▸ **PROBLEM TO WORK ON**: Look through the data below and say how many of its lines contain "this", adding nothing else.

[BEGIN]

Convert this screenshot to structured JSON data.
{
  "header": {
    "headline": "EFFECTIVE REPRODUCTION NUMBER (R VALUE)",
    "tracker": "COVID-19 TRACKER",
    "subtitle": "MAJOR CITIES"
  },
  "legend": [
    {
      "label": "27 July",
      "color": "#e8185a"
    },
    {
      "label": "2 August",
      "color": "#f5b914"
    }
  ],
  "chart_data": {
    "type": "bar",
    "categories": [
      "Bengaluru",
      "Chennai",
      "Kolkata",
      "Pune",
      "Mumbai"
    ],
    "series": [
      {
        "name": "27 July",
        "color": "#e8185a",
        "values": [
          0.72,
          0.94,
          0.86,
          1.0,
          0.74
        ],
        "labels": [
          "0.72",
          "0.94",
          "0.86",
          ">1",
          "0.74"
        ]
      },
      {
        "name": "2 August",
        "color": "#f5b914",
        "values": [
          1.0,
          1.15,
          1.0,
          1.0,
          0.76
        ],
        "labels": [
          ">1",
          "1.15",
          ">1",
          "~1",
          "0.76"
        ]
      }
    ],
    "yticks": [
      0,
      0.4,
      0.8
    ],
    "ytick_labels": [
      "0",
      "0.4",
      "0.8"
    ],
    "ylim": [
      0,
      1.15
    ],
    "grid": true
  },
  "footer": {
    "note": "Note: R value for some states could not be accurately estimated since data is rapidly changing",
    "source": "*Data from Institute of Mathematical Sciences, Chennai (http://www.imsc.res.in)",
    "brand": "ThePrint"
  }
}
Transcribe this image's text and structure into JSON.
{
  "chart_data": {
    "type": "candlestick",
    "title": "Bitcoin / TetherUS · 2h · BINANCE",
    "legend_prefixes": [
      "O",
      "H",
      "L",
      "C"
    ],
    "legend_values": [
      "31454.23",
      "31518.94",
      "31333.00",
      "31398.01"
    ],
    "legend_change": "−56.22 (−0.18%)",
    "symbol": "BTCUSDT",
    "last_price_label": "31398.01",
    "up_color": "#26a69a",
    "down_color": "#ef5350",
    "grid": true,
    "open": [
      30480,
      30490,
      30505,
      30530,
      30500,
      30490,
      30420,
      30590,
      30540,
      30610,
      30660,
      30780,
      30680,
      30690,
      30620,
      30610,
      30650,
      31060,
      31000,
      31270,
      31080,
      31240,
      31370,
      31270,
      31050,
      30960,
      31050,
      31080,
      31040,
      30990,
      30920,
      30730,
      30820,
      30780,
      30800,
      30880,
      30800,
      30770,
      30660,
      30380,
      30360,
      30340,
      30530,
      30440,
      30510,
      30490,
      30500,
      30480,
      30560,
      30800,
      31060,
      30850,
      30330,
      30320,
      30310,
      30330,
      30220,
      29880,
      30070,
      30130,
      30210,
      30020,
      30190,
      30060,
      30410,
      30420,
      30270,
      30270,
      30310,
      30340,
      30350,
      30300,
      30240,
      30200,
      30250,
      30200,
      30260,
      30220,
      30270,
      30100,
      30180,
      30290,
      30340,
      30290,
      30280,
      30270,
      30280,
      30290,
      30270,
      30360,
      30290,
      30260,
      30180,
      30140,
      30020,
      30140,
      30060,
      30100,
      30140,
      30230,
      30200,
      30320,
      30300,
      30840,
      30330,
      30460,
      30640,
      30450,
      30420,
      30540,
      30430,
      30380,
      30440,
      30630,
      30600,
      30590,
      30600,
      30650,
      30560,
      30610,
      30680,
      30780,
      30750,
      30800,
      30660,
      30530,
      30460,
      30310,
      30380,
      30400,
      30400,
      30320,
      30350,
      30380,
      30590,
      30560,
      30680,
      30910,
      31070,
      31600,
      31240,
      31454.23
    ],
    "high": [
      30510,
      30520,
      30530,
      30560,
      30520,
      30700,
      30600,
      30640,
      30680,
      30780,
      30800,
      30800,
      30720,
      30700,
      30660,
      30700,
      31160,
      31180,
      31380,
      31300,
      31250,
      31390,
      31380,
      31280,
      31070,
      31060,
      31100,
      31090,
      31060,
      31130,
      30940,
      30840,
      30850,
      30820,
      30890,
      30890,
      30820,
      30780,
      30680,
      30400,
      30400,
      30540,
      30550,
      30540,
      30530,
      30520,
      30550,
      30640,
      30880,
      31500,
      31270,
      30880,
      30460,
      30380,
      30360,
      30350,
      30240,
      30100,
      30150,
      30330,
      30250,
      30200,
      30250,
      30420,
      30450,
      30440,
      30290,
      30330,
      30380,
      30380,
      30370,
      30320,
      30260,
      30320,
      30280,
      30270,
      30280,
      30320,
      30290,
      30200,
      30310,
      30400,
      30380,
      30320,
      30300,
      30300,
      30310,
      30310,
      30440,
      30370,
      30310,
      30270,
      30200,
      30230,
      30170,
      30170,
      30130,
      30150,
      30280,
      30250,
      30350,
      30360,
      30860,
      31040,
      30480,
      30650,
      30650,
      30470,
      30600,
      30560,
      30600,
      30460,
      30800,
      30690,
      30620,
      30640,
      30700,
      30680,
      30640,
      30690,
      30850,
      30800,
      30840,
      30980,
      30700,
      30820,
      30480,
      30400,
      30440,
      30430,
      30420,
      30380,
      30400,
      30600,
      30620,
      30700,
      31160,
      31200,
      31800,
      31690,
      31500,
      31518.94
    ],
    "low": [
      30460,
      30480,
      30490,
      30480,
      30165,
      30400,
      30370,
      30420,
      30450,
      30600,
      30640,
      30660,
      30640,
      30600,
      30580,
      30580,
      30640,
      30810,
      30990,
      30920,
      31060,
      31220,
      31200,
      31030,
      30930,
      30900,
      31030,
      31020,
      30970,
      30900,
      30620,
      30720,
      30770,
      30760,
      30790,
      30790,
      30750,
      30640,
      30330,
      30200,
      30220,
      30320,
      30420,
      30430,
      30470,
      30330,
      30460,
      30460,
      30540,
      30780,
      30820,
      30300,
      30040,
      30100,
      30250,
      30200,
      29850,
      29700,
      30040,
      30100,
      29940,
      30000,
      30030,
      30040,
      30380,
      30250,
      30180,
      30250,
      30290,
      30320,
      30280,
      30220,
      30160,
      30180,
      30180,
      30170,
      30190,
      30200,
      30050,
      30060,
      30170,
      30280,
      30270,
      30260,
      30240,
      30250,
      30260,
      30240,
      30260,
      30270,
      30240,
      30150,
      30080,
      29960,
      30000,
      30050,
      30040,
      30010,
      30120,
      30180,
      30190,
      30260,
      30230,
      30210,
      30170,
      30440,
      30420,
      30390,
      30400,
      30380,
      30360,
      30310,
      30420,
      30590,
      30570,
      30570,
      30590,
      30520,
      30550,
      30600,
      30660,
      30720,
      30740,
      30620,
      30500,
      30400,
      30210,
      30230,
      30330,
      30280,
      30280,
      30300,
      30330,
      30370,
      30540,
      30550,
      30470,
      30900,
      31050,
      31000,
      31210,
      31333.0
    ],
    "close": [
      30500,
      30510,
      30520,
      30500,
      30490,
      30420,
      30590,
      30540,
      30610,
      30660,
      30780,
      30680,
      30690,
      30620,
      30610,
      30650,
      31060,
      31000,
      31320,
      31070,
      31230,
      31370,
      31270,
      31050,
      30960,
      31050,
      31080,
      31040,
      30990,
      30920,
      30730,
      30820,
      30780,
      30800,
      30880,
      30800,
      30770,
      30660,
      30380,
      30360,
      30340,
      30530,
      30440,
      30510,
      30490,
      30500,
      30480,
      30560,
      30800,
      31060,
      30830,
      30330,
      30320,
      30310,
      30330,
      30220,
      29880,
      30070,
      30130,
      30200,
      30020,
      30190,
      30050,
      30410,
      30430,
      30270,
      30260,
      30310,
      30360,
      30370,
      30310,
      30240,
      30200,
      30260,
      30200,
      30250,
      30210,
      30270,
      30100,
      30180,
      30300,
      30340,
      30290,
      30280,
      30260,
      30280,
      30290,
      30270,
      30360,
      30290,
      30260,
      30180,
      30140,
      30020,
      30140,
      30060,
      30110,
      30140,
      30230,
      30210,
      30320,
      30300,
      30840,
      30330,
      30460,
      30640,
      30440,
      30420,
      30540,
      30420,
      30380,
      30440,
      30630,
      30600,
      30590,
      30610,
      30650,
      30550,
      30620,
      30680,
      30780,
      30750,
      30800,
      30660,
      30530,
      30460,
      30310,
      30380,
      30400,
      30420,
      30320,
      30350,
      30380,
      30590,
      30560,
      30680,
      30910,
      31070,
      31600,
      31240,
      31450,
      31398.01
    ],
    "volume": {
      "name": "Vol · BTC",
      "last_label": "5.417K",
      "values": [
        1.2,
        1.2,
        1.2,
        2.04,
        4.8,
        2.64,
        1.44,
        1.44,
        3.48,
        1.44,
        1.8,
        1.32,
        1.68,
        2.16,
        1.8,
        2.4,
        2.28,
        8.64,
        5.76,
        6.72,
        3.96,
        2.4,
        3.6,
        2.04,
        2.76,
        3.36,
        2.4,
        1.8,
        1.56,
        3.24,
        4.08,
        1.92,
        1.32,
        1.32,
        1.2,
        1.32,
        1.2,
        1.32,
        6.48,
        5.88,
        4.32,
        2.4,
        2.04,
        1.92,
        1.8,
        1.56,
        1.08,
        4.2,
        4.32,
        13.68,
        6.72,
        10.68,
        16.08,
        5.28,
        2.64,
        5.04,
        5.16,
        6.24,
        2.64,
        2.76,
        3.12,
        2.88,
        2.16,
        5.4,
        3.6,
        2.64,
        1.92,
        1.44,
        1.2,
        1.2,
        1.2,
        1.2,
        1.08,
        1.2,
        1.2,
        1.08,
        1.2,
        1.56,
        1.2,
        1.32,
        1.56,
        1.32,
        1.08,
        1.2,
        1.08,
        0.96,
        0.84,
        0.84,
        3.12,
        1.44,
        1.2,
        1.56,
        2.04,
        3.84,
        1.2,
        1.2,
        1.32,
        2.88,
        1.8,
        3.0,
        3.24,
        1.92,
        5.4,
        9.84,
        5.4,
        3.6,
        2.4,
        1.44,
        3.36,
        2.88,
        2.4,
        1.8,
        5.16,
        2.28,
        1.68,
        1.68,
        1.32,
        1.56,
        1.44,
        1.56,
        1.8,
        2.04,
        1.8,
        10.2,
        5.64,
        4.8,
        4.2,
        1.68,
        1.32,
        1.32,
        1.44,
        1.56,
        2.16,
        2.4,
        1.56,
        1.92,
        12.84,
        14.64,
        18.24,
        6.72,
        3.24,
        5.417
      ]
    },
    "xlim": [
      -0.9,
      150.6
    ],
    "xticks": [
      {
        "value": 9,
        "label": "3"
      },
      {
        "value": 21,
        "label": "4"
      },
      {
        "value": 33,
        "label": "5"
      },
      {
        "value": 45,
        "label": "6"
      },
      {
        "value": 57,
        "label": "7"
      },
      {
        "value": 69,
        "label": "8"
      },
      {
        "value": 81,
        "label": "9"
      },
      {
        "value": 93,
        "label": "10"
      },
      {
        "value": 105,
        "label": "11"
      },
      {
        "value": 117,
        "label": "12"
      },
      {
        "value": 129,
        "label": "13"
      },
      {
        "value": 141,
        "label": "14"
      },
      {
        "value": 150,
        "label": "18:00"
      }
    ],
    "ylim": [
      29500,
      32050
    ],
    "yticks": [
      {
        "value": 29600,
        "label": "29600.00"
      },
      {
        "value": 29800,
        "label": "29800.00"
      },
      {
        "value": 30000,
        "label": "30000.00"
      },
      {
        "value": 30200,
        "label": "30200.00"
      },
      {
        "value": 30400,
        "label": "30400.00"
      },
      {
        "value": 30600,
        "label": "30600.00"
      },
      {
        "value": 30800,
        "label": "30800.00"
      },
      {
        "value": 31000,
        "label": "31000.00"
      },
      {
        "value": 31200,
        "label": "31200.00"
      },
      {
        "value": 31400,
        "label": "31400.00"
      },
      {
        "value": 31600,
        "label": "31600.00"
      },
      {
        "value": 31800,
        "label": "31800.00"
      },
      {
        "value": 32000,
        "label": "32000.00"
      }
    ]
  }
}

[END]

▸ **RESULT**: 2